*WHAT THIS TASK INVOLVES*. Identify the lines that contain the word "человека" and copy each one.

※

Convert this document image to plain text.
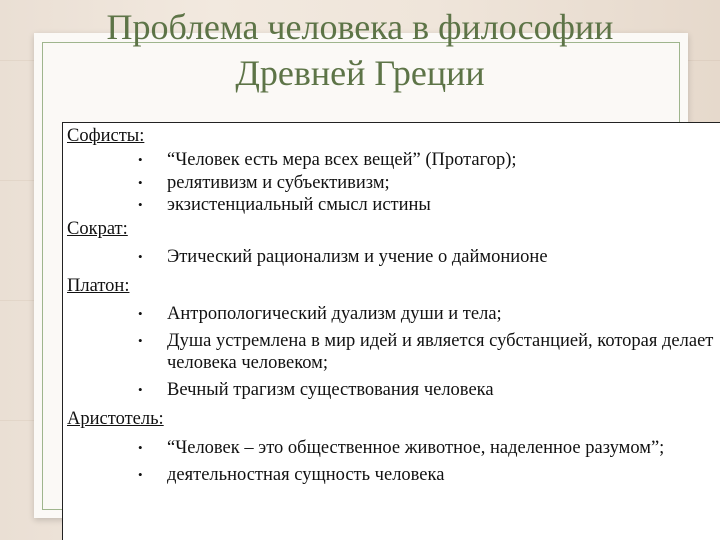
Проблема человека в философии
Древней Греции
Софисты:
• “Человек есть мера всех вещей” (Протагор);
• релятивизм и субъективизм;
• экзистенциальный смысл истины
Сократ:
• Этический рационализм и учение о даймонионе
Платон:
• Антропологический дуализм души и тела;
• Душа устремлена в мир идей и является субстанцией, которая делает человека человеком;
• Вечный трагизм существования человека
Аристотель:
• “Человек – это общественное животное, наделенное разумом”;
• деятельностная сущность человека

※

*FINAL RESULT*.
Проблема человека в философии
• Душа устремлена в мир идей и является субстанцией, которая делает человека человеком;
• Вечный трагизм существования человека
• деятельностная сущность человека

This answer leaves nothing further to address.